▸ What you have to do
Your task is to print the material below exactly as presented.

=== Source data ===

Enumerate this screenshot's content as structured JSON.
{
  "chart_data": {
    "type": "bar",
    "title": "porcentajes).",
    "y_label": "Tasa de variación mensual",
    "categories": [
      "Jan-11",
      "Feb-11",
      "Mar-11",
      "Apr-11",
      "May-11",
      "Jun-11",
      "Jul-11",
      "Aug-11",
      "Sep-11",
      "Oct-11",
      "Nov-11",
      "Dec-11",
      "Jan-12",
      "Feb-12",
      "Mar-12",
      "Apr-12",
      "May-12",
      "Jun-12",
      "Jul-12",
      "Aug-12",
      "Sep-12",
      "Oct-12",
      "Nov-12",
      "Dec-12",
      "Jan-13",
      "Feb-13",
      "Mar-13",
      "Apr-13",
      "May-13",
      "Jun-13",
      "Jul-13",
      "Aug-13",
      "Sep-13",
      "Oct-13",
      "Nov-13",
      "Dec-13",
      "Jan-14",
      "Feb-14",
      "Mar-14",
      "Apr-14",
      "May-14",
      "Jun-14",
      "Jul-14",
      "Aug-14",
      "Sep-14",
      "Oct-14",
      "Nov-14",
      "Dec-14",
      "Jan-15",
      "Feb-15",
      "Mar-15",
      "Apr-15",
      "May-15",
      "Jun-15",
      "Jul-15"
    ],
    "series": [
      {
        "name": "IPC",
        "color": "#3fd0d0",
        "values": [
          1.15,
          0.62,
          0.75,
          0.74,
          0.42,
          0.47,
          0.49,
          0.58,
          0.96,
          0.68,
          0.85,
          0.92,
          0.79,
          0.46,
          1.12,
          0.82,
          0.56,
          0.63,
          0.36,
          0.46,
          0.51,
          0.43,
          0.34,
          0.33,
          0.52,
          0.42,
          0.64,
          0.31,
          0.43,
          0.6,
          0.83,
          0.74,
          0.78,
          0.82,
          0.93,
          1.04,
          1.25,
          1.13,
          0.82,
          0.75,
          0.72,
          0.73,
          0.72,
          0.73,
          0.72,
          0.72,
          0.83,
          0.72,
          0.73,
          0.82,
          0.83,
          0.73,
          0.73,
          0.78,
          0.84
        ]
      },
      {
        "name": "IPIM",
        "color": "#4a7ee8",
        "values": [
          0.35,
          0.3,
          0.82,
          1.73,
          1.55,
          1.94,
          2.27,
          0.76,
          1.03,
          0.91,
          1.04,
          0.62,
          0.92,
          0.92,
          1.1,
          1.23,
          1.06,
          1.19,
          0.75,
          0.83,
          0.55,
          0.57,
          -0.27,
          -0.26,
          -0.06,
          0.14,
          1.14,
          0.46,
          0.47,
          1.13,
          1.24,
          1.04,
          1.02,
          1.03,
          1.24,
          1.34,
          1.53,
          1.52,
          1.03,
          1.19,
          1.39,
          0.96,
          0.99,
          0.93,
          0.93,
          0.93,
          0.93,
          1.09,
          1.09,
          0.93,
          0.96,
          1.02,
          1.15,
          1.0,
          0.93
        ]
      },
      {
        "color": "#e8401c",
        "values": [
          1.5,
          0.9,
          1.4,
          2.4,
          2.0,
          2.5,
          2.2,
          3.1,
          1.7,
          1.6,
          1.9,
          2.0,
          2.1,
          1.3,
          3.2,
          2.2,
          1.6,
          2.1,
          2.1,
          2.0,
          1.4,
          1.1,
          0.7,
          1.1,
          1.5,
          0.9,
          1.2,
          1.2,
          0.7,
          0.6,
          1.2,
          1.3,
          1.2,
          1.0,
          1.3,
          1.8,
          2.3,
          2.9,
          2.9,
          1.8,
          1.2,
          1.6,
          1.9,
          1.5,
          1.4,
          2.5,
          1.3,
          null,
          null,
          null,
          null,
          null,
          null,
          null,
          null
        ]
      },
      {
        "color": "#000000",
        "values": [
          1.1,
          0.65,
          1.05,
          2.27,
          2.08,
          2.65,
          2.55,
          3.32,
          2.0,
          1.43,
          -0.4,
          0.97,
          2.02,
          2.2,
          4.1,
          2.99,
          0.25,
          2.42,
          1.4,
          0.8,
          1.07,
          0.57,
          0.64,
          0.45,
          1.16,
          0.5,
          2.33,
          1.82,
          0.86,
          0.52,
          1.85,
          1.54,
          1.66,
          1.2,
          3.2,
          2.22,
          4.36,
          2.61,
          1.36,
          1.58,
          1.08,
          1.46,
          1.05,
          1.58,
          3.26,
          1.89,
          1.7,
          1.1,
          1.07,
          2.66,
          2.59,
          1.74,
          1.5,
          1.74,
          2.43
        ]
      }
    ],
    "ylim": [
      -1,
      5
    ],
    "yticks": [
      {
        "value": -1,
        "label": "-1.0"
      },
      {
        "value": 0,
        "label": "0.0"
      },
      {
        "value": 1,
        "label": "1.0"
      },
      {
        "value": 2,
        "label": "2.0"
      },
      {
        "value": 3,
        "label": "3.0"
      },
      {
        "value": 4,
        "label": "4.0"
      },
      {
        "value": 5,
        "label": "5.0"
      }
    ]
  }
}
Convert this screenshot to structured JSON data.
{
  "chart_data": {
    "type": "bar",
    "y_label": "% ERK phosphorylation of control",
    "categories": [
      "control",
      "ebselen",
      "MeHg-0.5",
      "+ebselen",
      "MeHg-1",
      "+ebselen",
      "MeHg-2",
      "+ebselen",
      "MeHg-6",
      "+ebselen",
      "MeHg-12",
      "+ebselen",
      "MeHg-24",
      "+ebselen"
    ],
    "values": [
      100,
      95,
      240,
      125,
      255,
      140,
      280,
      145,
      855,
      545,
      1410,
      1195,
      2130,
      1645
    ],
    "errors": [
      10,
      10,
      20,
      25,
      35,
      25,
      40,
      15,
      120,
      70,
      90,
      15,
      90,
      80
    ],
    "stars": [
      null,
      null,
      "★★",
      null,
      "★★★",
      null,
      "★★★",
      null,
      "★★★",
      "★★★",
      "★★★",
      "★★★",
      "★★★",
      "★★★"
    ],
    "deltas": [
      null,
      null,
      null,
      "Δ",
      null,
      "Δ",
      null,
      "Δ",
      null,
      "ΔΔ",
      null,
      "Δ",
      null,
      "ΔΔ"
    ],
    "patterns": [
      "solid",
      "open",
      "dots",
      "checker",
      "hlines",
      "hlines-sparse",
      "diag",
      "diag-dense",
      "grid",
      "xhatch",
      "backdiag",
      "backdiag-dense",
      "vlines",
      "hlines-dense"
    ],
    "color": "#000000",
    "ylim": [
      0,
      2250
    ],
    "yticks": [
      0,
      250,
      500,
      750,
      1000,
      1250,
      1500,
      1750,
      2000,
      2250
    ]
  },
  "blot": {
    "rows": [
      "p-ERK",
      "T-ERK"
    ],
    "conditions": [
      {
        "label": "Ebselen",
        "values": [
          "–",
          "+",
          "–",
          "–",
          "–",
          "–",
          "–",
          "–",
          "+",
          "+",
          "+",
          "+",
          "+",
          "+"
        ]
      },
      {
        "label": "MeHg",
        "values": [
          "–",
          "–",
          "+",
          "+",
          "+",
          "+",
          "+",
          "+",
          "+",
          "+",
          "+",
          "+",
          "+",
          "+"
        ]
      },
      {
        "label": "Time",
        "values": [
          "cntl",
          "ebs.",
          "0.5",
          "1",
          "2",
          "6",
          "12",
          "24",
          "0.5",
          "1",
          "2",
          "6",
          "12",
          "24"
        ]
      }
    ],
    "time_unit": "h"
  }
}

===

▸ Exercise response
Enumerate this screenshot's content as structured JSON.
{
  "chart_data": {
    "type": "bar",
    "title": "porcentajes).",
    "y_label": "Tasa de variación mensual",
    "categories": [
      "Jan-11",
      "Feb-11",
      "Mar-11",
      "Apr-11",
      "May-11",
      "Jun-11",
      "Jul-11",
      "Aug-11",
      "Sep-11",
      "Oct-11",
      "Nov-11",
      "Dec-11",
      "Jan-12",
      "Feb-12",
      "Mar-12",
      "Apr-12",
      "May-12",
      "Jun-12",
      "Jul-12",
      "Aug-12",
      "Sep-12",
      "Oct-12",
      "Nov-12",
      "Dec-12",
      "Jan-13",
      "Feb-13",
      "Mar-13",
      "Apr-13",
      "May-13",
      "Jun-13",
      "Jul-13",
      "Aug-13",
      "Sep-13",
      "Oct-13",
      "Nov-13",
      "Dec-13",
      "Jan-14",
      "Feb-14",
      "Mar-14",
      "Apr-14",
      "May-14",
      "Jun-14",
      "Jul-14",
      "Aug-14",
      "Sep-14",
      "Oct-14",
      "Nov-14",
      "Dec-14",
      "Jan-15",
      "Feb-15",
      "Mar-15",
      "Apr-15",
      "May-15",
      "Jun-15",
      "Jul-15"
    ],
    "series": [
      {
        "name": "IPC",
        "color": "#3fd0d0",
        "values": [
          1.15,
          0.62,
          0.75,
          0.74,
          0.42,
          0.47,
          0.49,
          0.58,
          0.96,
          0.68,
          0.85,
          0.92,
          0.79,
          0.46,
          1.12,
          0.82,
          0.56,
          0.63,
          0.36,
          0.46,
          0.51,
          0.43,
          0.34,
          0.33,
          0.52,
          0.42,
          0.64,
          0.31,
          0.43,
          0.6,
          0.83,
          0.74,
          0.78,
          0.82,
          0.93,
          1.04,
          1.25,
          1.13,
          0.82,
          0.75,
          0.72,
          0.73,
          0.72,
          0.73,
          0.72,
          0.72,
          0.83,
          0.72,
          0.73,
          0.82,
          0.83,
          0.73,
          0.73,
          0.78,
          0.84
        ]
      },
      {
        "name": "IPIM",
        "color": "#4a7ee8",
        "values": [
          0.35,
          0.3,
          0.82,
          1.73,
          1.55,
          1.94,
          2.27,
          0.76,
          1.03,
          0.91,
          1.04,
          0.62,
          0.92,
          0.92,
          1.1,
          1.23,
          1.06,
          1.19,
          0.75,
          0.83,
          0.55,
          0.57,
          -0.27,
          -0.26,
          -0.06,
          0.14,
          1.14,
          0.46,
          0.47,
          1.13,
          1.24,
          1.04,
          1.02,
          1.03,
          1.24,
          1.34,
          1.53,
          1.52,
          1.03,
          1.19,
          1.39,
          0.96,
          0.99,
          0.93,
          0.93,
          0.93,
          0.93,
          1.09,
          1.09,
          0.93,
          0.96,
          1.02,
          1.15,
          1.0,
          0.93
        ]
      },
      {
        "color": "#e8401c",
        "values": [
          1.5,
          0.9,
          1.4,
          2.4,
          2.0,
          2.5,
          2.2,
          3.1,
          1.7,
          1.6,
          1.9,
          2.0,
          2.1,
          1.3,
          3.2,
          2.2,
          1.6,
          2.1,
          2.1,
          2.0,
          1.4,
          1.1,
          0.7,
          1.1,
          1.5,
          0.9,
          1.2,
          1.2,
          0.7,
          0.6,
          1.2,
          1.3,
          1.2,
          1.0,
          1.3,
          1.8,
          2.3,
          2.9,
          2.9,
          1.8,
          1.2,
          1.6,
          1.9,
          1.5,
          1.4,
          2.5,
          1.3,
          null,
          null,
          null,
          null,
          null,
          null,
          null,
          null
        ]
      },
      {
        "color": "#000000",
        "values": [
          1.1,
          0.65,
          1.05,
          2.27,
          2.08,
          2.65,
          2.55,
          3.32,
          2.0,
          1.43,
          -0.4,
          0.97,
          2.02,
          2.2,
          4.1,
          2.99,
          0.25,
          2.42,
          1.4,
          0.8,
          1.07,
          0.57,
          0.64,
          0.45,
          1.16,
          0.5,
          2.33,
          1.82,
          0.86,
          0.52,
          1.85,
          1.54,
          1.66,
          1.2,
          3.2,
          2.22,
          4.36,
          2.61,
          1.36,
          1.58,
          1.08,
          1.46,
          1.05,
          1.58,
          3.26,
          1.89,
          1.7,
          1.1,
          1.07,
          2.66,
          2.59,
          1.74,
          1.5,
          1.74,
          2.43
        ]
      }
    ],
    "ylim": [
      -1,
      5
    ],
    "yticks": [
      {
        "value": -1,
        "label": "-1.0"
      },
      {
        "value": 0,
        "label": "0.0"
      },
      {
        "value": 1,
        "label": "1.0"
      },
      {
        "value": 2,
        "label": "2.0"
      },
      {
        "value": 3,
        "label": "3.0"
      },
      {
        "value": 4,
        "label": "4.0"
      },
      {
        "value": 5,
        "label": "5.0"
      }
    ]
  }
}
Convert this screenshot to structured JSON data.
{
  "chart_data": {
    "type": "bar",
    "y_label": "% ERK phosphorylation of control",
    "categories": [
      "control",
      "ebselen",
      "MeHg-0.5",
      "+ebselen",
      "MeHg-1",
      "+ebselen",
      "MeHg-2",
      "+ebselen",
      "MeHg-6",
      "+ebselen",
      "MeHg-12",
      "+ebselen",
      "MeHg-24",
      "+ebselen"
    ],
    "values": [
      100,
      95,
      240,
      125,
      255,
      140,
      280,
      145,
      855,
      545,
      1410,
      1195,
      2130,
      1645
    ],
    "errors": [
      10,
      10,
      20,
      25,
      35,
      25,
      40,
      15,
      120,
      70,
      90,
      15,
      90,
      80
    ],
    "stars": [
      null,
      null,
      "★★",
      null,
      "★★★",
      null,
      "★★★",
      null,
      "★★★",
      "★★★",
      "★★★",
      "★★★",
      "★★★",
      "★★★"
    ],
    "deltas": [
      null,
      null,
      null,
      "Δ",
      null,
      "Δ",
      null,
      "Δ",
      null,
      "ΔΔ",
      null,
      "Δ",
      null,
      "ΔΔ"
    ],
    "patterns": [
      "solid",
      "open",
      "dots",
      "checker",
      "hlines",
      "hlines-sparse",
      "diag",
      "diag-dense",
      "grid",
      "xhatch",
      "backdiag",
      "backdiag-dense",
      "vlines",
      "hlines-dense"
    ],
    "color": "#000000",
    "ylim": [
      0,
      2250
    ],
    "yticks": [
      0,
      250,
      500,
      750,
      1000,
      1250,
      1500,
      1750,
      2000,
      2250
    ]
  },
  "blot": {
    "rows": [
      "p-ERK",
      "T-ERK"
    ],
    "conditions": [
      {
        "label": "Ebselen",
        "values": [
          "–",
          "+",
          "–",
          "–",
          "–",
          "–",
          "–",
          "–",
          "+",
          "+",
          "+",
          "+",
          "+",
          "+"
        ]
      },
      {
        "label": "MeHg",
        "values": [
          "–",
          "–",
          "+",
          "+",
          "+",
          "+",
          "+",
          "+",
          "+",
          "+",
          "+",
          "+",
          "+",
          "+"
        ]
      },
      {
        "label": "Time",
        "values": [
          "cntl",
          "ebs.",
          "0.5",
          "1",
          "2",
          "6",
          "12",
          "24",
          "0.5",
          "1",
          "2",
          "6",
          "12",
          "24"
        ]
      }
    ],
    "time_unit": "h"
  }
}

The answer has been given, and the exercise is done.